→ Goal of the exercise:
Check every line below for the string "icon", and copy the lines that contain it.

→ Recorded data:
++++++++

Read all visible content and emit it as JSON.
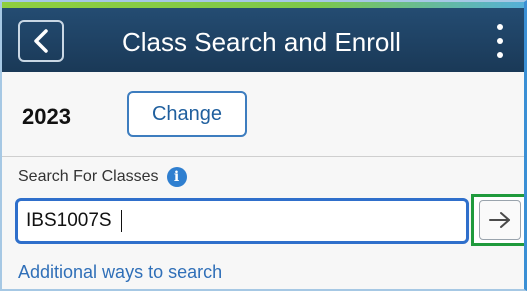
{
  "header": {
    "title": "Class Search and Enroll",
    "back_icon": "chevron-left-icon",
    "menu_icon": "kebab-menu-icon",
    "background_color": "#1c3f60",
    "accent_color": "#8fcf3f"
  },
  "term": {
    "year": "2023",
    "change_label": "Change"
  },
  "search": {
    "label": "Search For Classes",
    "info_icon": "info-icon",
    "info_glyph": "i",
    "value": "IBS1007S",
    "go_icon": "arrow-right-icon",
    "additional_link": "Additional ways to search"
  },
  "colors": {
    "link": "#2f6fb8",
    "input_border": "#2f6fcb",
    "go_highlight": "#1f9a3c"
  }
}
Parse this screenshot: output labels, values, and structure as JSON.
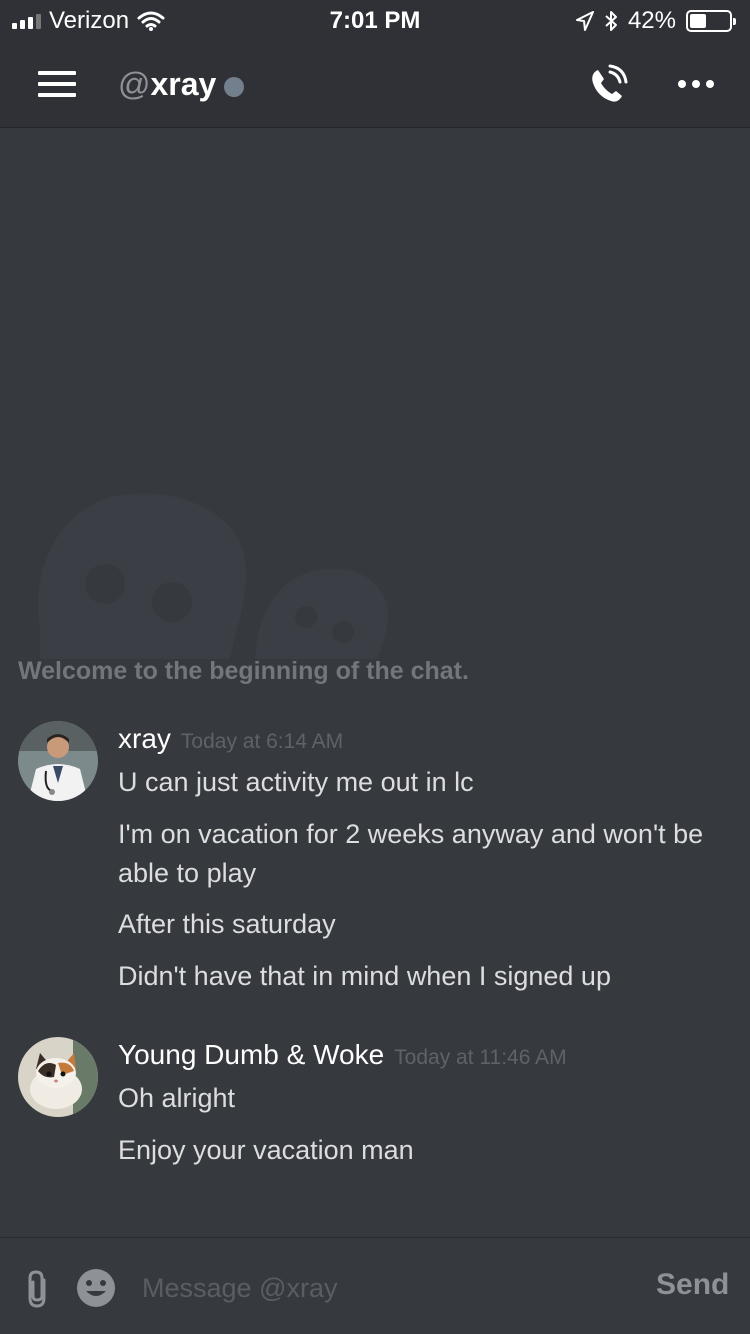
{
  "status_bar": {
    "carrier": "Verizon",
    "time": "7:01 PM",
    "battery_label": "42%",
    "battery_level": 0.42
  },
  "header": {
    "at_symbol": "@",
    "username": "xray",
    "presence_color": "#747f8d"
  },
  "chat": {
    "welcome": "Welcome to the beginning of the chat.",
    "messages": [
      {
        "author": "xray",
        "timestamp": "Today at 6:14 AM",
        "avatar": "doctor-avatar",
        "lines": [
          "U can just activity me out in lc",
          "I'm on vacation for 2 weeks anyway and won't be able to play",
          "After this saturday",
          "Didn't have that in mind when I signed up"
        ]
      },
      {
        "author": "Young Dumb & Woke",
        "timestamp": "Today at 11:46 AM",
        "avatar": "kitten-avatar",
        "lines": [
          "Oh alright",
          "Enjoy your vacation man"
        ]
      }
    ]
  },
  "composer": {
    "placeholder": "Message @xray",
    "send_label": "Send"
  },
  "colors": {
    "background": "#36393e",
    "header": "#2f3136",
    "text": "#dcddde",
    "muted": "#72767d"
  }
}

++++++++

→ Written answer:
    "back_icon": "chevron-left-icon",
    "menu_icon": "kebab-menu-icon",
    "info_icon": "info-icon",
    "go_icon": "arrow-right-icon",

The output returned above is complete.